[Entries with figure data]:
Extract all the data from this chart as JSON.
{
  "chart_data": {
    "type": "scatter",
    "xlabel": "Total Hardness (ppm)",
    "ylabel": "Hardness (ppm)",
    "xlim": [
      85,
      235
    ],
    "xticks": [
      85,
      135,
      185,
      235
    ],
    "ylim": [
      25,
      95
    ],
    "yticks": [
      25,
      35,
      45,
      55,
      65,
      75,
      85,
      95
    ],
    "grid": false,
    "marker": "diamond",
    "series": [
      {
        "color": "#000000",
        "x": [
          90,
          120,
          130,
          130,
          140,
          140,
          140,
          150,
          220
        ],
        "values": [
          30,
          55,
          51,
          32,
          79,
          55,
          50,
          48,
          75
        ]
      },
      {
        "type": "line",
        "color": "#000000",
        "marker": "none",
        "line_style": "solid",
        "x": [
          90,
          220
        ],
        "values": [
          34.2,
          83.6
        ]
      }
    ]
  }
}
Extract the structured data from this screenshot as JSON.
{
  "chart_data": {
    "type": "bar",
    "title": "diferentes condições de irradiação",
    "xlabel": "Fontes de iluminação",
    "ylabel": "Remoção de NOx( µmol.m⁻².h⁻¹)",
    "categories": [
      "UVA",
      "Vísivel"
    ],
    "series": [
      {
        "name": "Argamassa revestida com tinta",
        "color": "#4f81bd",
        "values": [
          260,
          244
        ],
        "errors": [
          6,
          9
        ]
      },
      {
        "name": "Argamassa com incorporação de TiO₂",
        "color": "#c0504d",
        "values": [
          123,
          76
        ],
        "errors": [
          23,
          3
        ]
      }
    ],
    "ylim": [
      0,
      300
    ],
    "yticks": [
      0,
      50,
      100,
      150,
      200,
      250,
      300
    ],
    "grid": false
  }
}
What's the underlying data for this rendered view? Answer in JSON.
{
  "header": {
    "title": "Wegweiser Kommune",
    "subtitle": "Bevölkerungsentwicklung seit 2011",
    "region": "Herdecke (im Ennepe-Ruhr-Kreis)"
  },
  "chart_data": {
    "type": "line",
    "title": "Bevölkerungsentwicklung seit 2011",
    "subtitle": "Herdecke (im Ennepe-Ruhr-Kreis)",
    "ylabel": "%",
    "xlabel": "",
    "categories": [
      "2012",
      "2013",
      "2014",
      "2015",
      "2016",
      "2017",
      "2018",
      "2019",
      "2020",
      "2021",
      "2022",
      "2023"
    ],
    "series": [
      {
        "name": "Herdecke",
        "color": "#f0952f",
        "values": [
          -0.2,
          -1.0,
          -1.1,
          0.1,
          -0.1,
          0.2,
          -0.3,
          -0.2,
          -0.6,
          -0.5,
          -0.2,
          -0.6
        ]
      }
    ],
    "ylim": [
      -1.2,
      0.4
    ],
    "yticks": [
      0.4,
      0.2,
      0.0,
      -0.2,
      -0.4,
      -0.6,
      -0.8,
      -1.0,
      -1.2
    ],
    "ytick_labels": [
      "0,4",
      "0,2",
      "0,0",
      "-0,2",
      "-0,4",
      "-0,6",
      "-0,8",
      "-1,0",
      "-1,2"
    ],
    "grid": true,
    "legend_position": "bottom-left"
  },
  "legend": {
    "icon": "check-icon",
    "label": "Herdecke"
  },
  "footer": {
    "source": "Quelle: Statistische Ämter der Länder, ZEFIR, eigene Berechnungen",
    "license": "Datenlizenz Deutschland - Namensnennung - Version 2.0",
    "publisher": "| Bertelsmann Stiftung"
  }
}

[Goal]:
From the entries above, pull out each line that includes "subtitle".

[Written reply]:
    "subtitle": "Bevölkerungsentwicklung seit 2011",
    "subtitle": "Herdecke (im Ennepe-Ruhr-Kreis)",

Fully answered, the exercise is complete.